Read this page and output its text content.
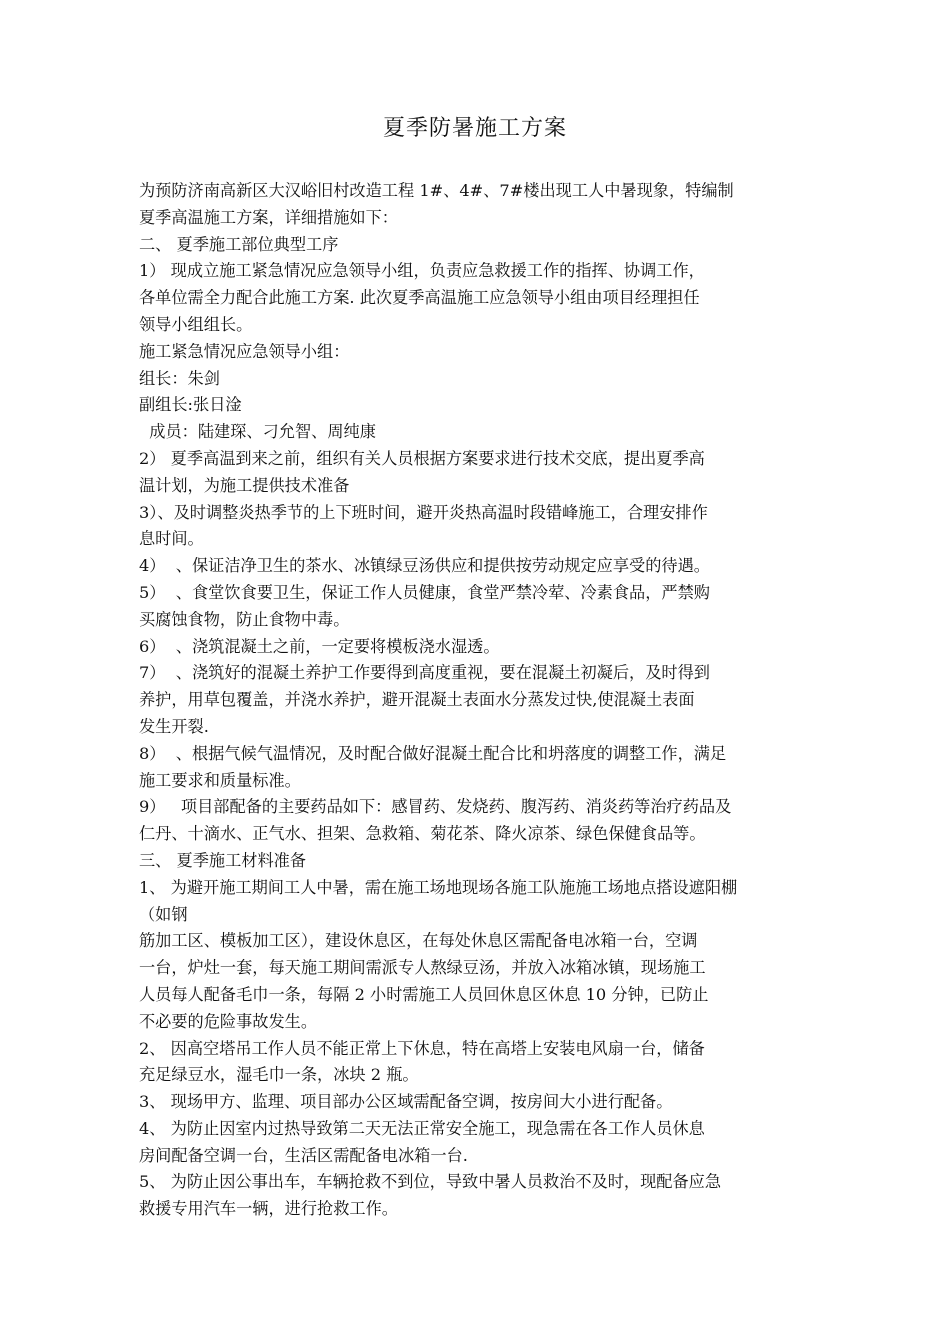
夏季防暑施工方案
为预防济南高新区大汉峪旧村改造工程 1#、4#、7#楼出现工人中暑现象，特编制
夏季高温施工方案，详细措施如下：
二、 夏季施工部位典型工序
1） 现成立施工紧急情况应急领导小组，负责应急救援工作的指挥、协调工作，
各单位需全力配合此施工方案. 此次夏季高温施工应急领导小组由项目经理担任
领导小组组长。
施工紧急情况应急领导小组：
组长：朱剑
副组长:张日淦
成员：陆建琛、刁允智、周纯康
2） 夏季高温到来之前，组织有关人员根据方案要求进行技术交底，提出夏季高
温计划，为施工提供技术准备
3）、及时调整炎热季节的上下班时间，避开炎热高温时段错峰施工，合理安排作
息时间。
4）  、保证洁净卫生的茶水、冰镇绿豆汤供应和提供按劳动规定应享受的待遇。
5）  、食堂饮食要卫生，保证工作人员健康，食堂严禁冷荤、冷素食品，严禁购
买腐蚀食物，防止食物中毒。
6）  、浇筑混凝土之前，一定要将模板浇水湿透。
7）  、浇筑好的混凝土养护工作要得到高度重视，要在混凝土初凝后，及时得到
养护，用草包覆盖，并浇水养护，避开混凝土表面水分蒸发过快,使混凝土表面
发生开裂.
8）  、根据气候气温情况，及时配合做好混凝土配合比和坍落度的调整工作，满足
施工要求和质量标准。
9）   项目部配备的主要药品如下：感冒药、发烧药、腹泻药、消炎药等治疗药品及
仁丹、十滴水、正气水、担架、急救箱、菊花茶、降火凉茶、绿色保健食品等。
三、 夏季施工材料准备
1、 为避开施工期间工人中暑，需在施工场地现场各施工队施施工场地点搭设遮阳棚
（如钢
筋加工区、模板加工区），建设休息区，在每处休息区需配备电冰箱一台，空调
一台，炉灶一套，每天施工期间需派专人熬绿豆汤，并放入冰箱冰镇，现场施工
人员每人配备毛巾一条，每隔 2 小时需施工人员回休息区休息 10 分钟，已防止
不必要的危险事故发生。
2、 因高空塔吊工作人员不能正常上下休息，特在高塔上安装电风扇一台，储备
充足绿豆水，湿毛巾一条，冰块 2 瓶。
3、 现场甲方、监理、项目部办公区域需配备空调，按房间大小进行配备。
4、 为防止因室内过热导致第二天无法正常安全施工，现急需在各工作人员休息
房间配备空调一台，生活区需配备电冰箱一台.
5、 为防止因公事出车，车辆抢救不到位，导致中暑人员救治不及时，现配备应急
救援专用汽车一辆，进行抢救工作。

**Problem requirements:** Retype everything in the material word for word, minus pictures.

**Full solution:**
Read this page and output its text content.
夏季防暑施工方案
为预防济南高新区大汉峪旧村改造工程 1#、4#、7#楼出现工人中暑现象，特编制
夏季高温施工方案，详细措施如下：
二、 夏季施工部位典型工序
1） 现成立施工紧急情况应急领导小组，负责应急救援工作的指挥、协调工作，
各单位需全力配合此施工方案. 此次夏季高温施工应急领导小组由项目经理担任
领导小组组长。
施工紧急情况应急领导小组：
组长：朱剑
副组长:张日淦
成员：陆建琛、刁允智、周纯康
2） 夏季高温到来之前，组织有关人员根据方案要求进行技术交底，提出夏季高
温计划，为施工提供技术准备
3）、及时调整炎热季节的上下班时间，避开炎热高温时段错峰施工，合理安排作
息时间。
4）  、保证洁净卫生的茶水、冰镇绿豆汤供应和提供按劳动规定应享受的待遇。
5）  、食堂饮食要卫生，保证工作人员健康，食堂严禁冷荤、冷素食品，严禁购
买腐蚀食物，防止食物中毒。
6）  、浇筑混凝土之前，一定要将模板浇水湿透。
7）  、浇筑好的混凝土养护工作要得到高度重视，要在混凝土初凝后，及时得到
养护，用草包覆盖，并浇水养护，避开混凝土表面水分蒸发过快,使混凝土表面
发生开裂.
8）  、根据气候气温情况，及时配合做好混凝土配合比和坍落度的调整工作，满足
施工要求和质量标准。
9）   项目部配备的主要药品如下：感冒药、发烧药、腹泻药、消炎药等治疗药品及
仁丹、十滴水、正气水、担架、急救箱、菊花茶、降火凉茶、绿色保健食品等。
三、 夏季施工材料准备
1、 为避开施工期间工人中暑，需在施工场地现场各施工队施施工场地点搭设遮阳棚
（如钢
筋加工区、模板加工区），建设休息区，在每处休息区需配备电冰箱一台，空调
一台，炉灶一套，每天施工期间需派专人熬绿豆汤，并放入冰箱冰镇，现场施工
人员每人配备毛巾一条，每隔 2 小时需施工人员回休息区休息 10 分钟，已防止
不必要的危险事故发生。
2、 因高空塔吊工作人员不能正常上下休息，特在高塔上安装电风扇一台，储备
充足绿豆水，湿毛巾一条，冰块 2 瓶。
3、 现场甲方、监理、项目部办公区域需配备空调，按房间大小进行配备。
4、 为防止因室内过热导致第二天无法正常安全施工，现急需在各工作人员休息
房间配备空调一台，生活区需配备电冰箱一台.
5、 为防止因公事出车，车辆抢救不到位，导致中暑人员救治不及时，现配备应急
救援专用汽车一辆，进行抢救工作。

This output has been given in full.